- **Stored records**
──────────────────────────────
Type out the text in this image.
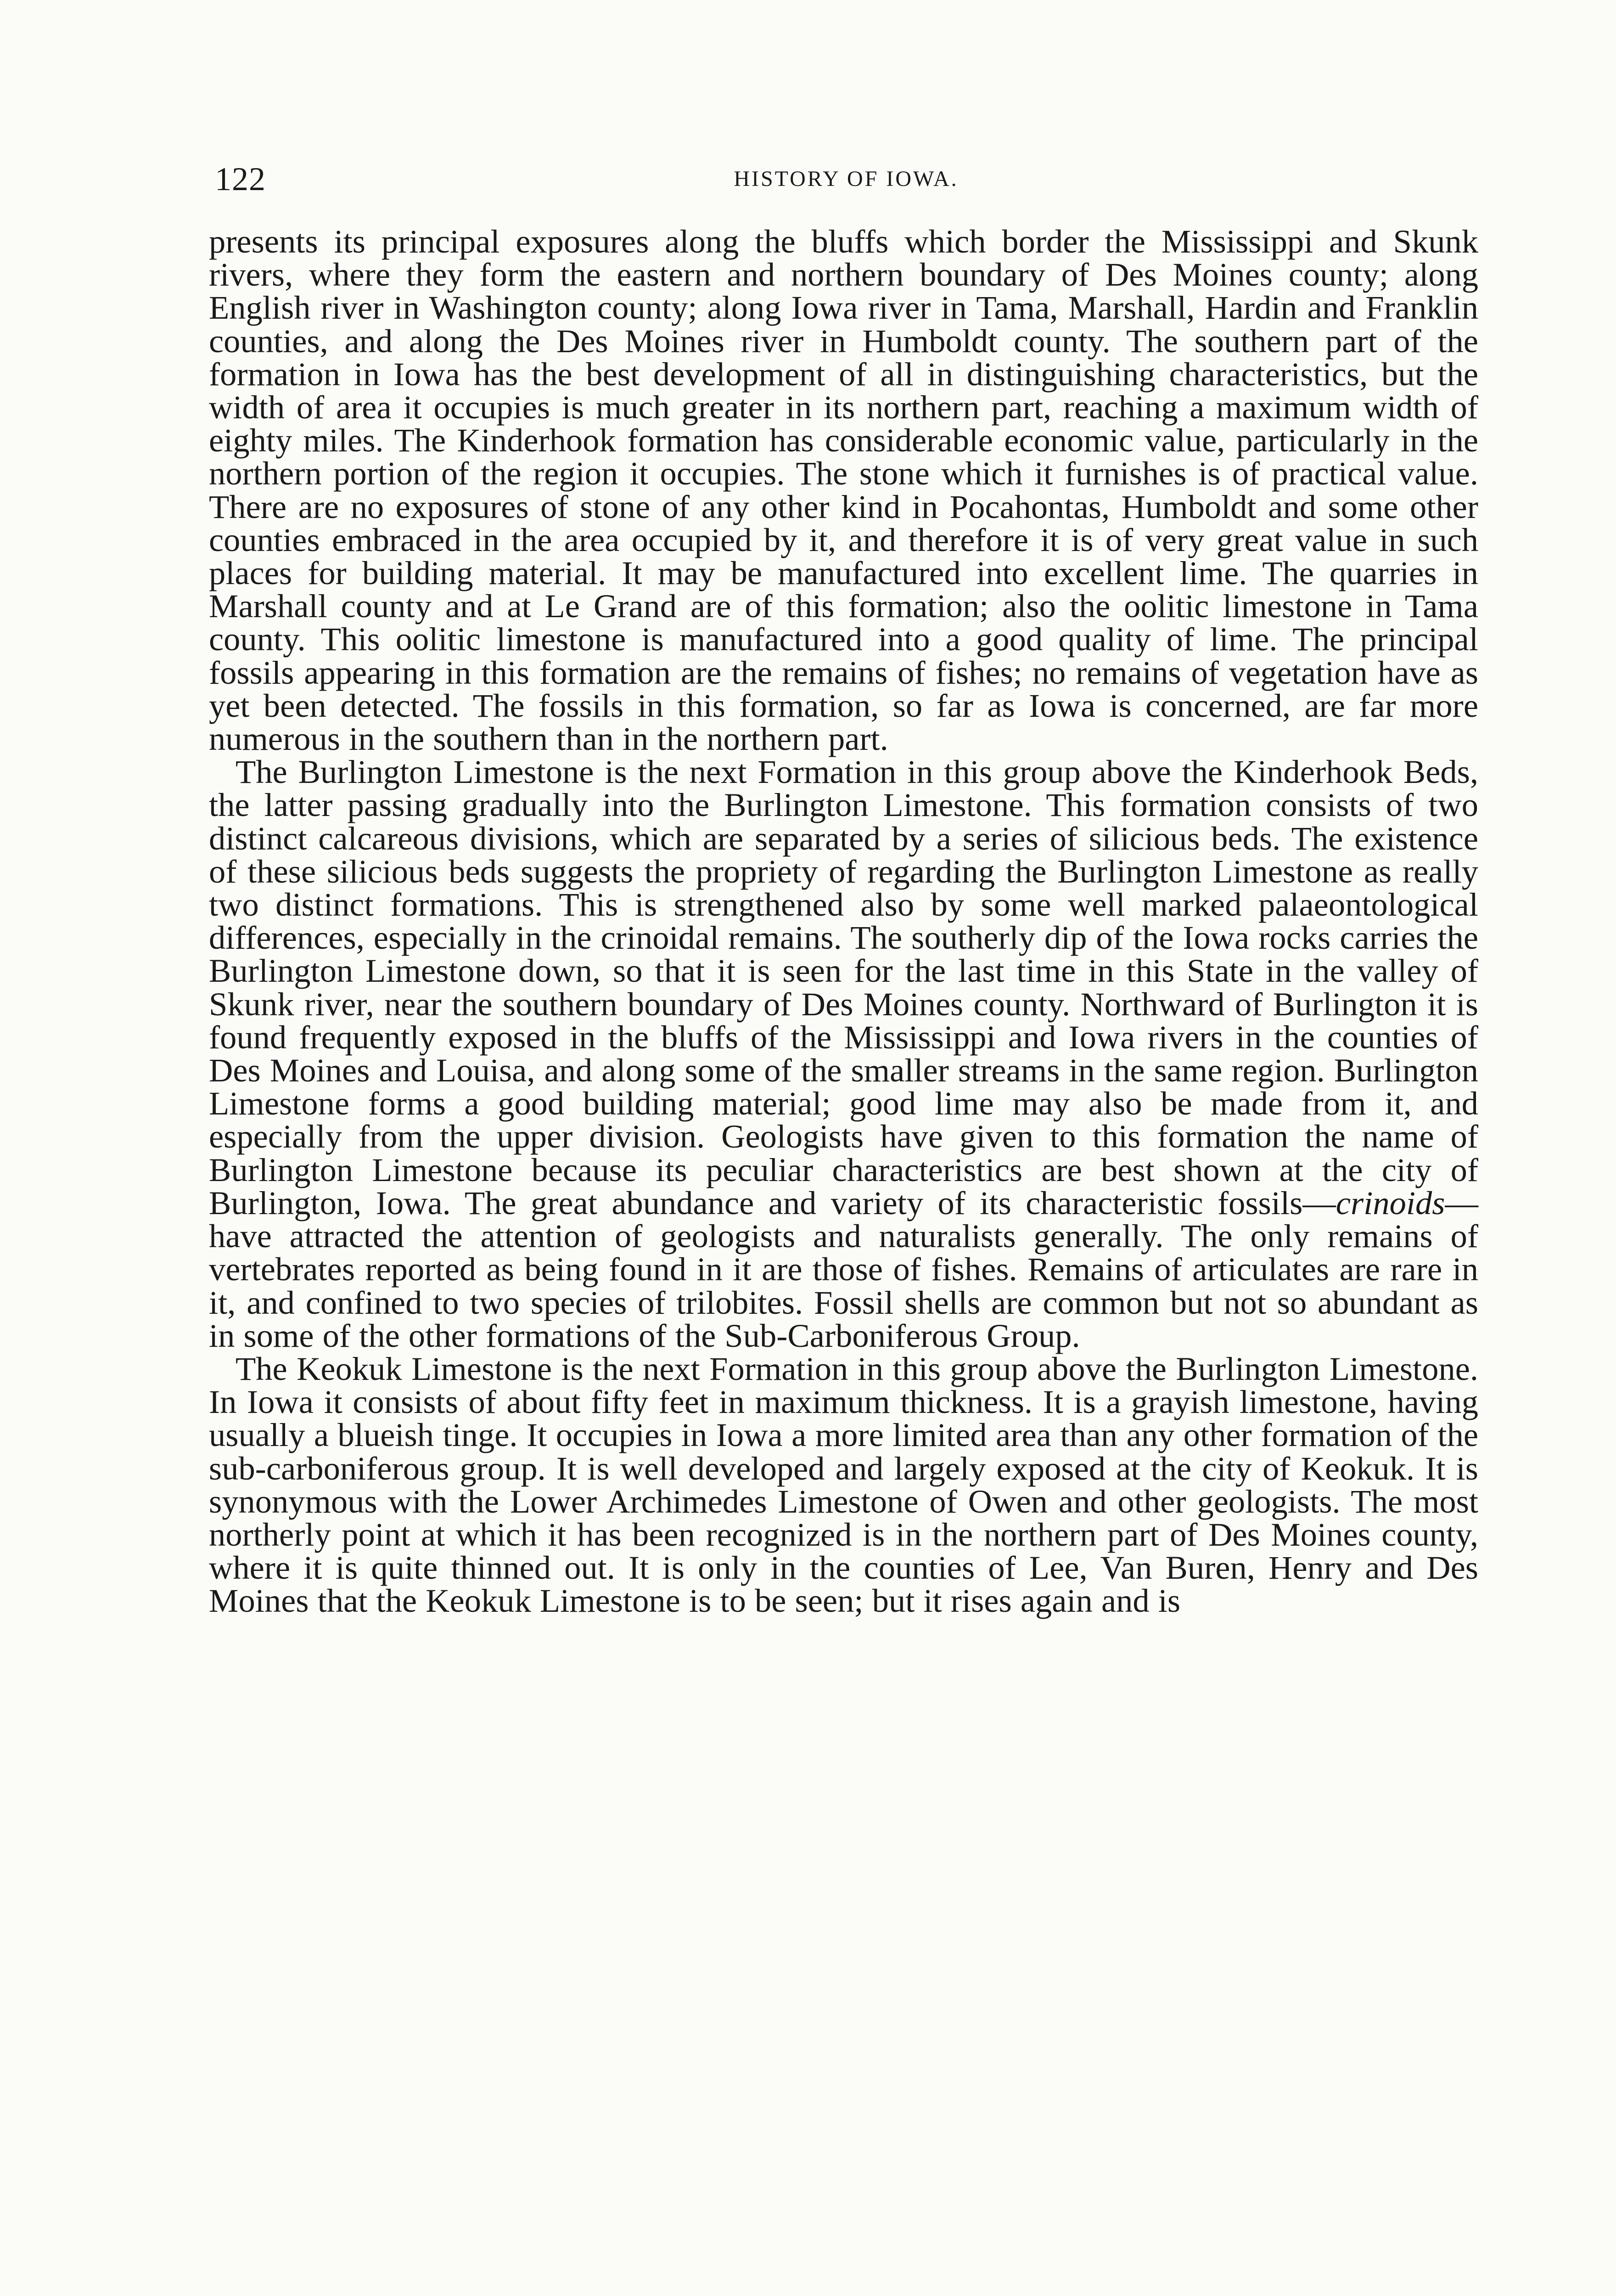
122	HISTORY OF IOWA.

presents its principal exposures along the bluffs which border the Mississippi and Skunk rivers, where they form the eastern and northern boundary of Des Moines county; along English river in Washington county; along Iowa river in Tama, Marshall, Hardin and Franklin counties, and along the Des Moines river in Humboldt county. The southern part of the formation in Iowa has the best development of all in distinguishing characteristics, but the width of area it occupies is much greater in its northern part, reaching a maximum width of eighty miles. The Kinderhook formation has considerable economic value, particularly in the northern portion of the region it occupies. The stone which it furnishes is of practical value. There are no exposures of stone of any other kind in Pocahontas, Humboldt and some other counties embraced in the area occupied by it, and therefore it is of very great value in such places for building material. It may be manufactured into excellent lime. The quarries in Marshall county and at Le Grand are of this formation; also the oolitic limestone in Tama county. This oolitic limestone is manufactured into a good quality of lime. The principal fossils appearing in this formation are the remains of fishes; no remains of vegetation have as yet been detected. The fossils in this formation, so far as Iowa is concerned, are far more numerous in the southern than in the northern part.

The Burlington Limestone is the next Formation in this group above the Kinderhook Beds, the latter passing gradually into the Burlington Limestone. This formation consists of two distinct calcareous divisions, which are separated by a series of silicious beds. The existence of these silicious beds suggests the propriety of regarding the Burlington Limestone as really two distinct formations. This is strengthened also by some well marked palaeontological differences, especially in the crinoidal remains. The southerly dip of the Iowa rocks carries the Burlington Limestone down, so that it is seen for the last time in this State in the valley of Skunk river, near the southern boundary of Des Moines county. Northward of Burlington it is found frequently exposed in the bluffs of the Mississippi and Iowa rivers in the counties of Des Moines and Louisa, and along some of the smaller streams in the same region. Burlington Limestone forms a good building material; good lime may also be made from it, and especially from the upper division. Geologists have given to this formation the name of Burlington Limestone because its peculiar characteristics are best shown at the city of Burlington, Iowa. The great abundance and variety of its characteristic fossils—crinoids—have attracted the attention of geologists and naturalists generally. The only remains of vertebrates reported as being found in it are those of fishes. Remains of articulates are rare in it, and confined to two species of trilobites. Fossil shells are common but not so abundant as in some of the other formations of the Sub-Carboniferous Group.

The Keokuk Limestone is the next Formation in this group above the Burlington Limestone. In Iowa it consists of about fifty feet in maximum thickness. It is a grayish limestone, having usually a blueish tinge. It occupies in Iowa a more limited area than any other formation of the sub-carboniferous group. It is well developed and largely exposed at the city of Keokuk. It is synonymous with the Lower Archimedes Limestone of Owen and other geologists. The most northerly point at which it has been recognized is in the northern part of Des Moines county, where it is quite thinned out. It is only in the counties of Lee, Van Buren, Henry and Des Moines that the Keokuk Limestone is to be seen; but it rises again and is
──────────────────────────────
- **Problem description**
Write out the listing word for word, omitting the pictures it holds.

- **In response**
Type out the text in this image.
122	HISTORY OF IOWA.

presents its principal exposures along the bluffs which border the Mississippi and Skunk rivers, where they form the eastern and northern boundary of Des Moines county; along English river in Washington county; along Iowa river in Tama, Marshall, Hardin and Franklin counties, and along the Des Moines river in Humboldt county. The southern part of the formation in Iowa has the best development of all in distinguishing characteristics, but the width of area it occupies is much greater in its northern part, reaching a maximum width of eighty miles. The Kinderhook formation has considerable economic value, particularly in the northern portion of the region it occupies. The stone which it furnishes is of practical value. There are no exposures of stone of any other kind in Pocahontas, Humboldt and some other counties embraced in the area occupied by it, and therefore it is of very great value in such places for building material. It may be manufactured into excellent lime. The quarries in Marshall county and at Le Grand are of this formation; also the oolitic limestone in Tama county. This oolitic limestone is manufactured into a good quality of lime. The principal fossils appearing in this formation are the remains of fishes; no remains of vegetation have as yet been detected. The fossils in this formation, so far as Iowa is concerned, are far more numerous in the southern than in the northern part.

The Burlington Limestone is the next Formation in this group above the Kinderhook Beds, the latter passing gradually into the Burlington Limestone. This formation consists of two distinct calcareous divisions, which are separated by a series of silicious beds. The existence of these silicious beds suggests the propriety of regarding the Burlington Limestone as really two distinct formations. This is strengthened also by some well marked palaeontological differences, especially in the crinoidal remains. The southerly dip of the Iowa rocks carries the Burlington Limestone down, so that it is seen for the last time in this State in the valley of Skunk river, near the southern boundary of Des Moines county. Northward of Burlington it is found frequently exposed in the bluffs of the Mississippi and Iowa rivers in the counties of Des Moines and Louisa, and along some of the smaller streams in the same region. Burlington Limestone forms a good building material; good lime may also be made from it, and especially from the upper division. Geologists have given to this formation the name of Burlington Limestone because its peculiar characteristics are best shown at the city of Burlington, Iowa. The great abundance and variety of its characteristic fossils—crinoids—have attracted the attention of geologists and naturalists generally. The only remains of vertebrates reported as being found in it are those of fishes. Remains of articulates are rare in it, and confined to two species of trilobites. Fossil shells are common but not so abundant as in some of the other formations of the Sub-Carboniferous Group.

The Keokuk Limestone is the next Formation in this group above the Burlington Limestone. In Iowa it consists of about fifty feet in maximum thickness. It is a grayish limestone, having usually a blueish tinge. It occupies in Iowa a more limited area than any other formation of the sub-carboniferous group. It is well developed and largely exposed at the city of Keokuk. It is synonymous with the Lower Archimedes Limestone of Owen and other geologists. The most northerly point at which it has been recognized is in the northern part of Des Moines county, where it is quite thinned out. It is only in the counties of Lee, Van Buren, Henry and Des Moines that the Keokuk Limestone is to be seen; but it rises again and is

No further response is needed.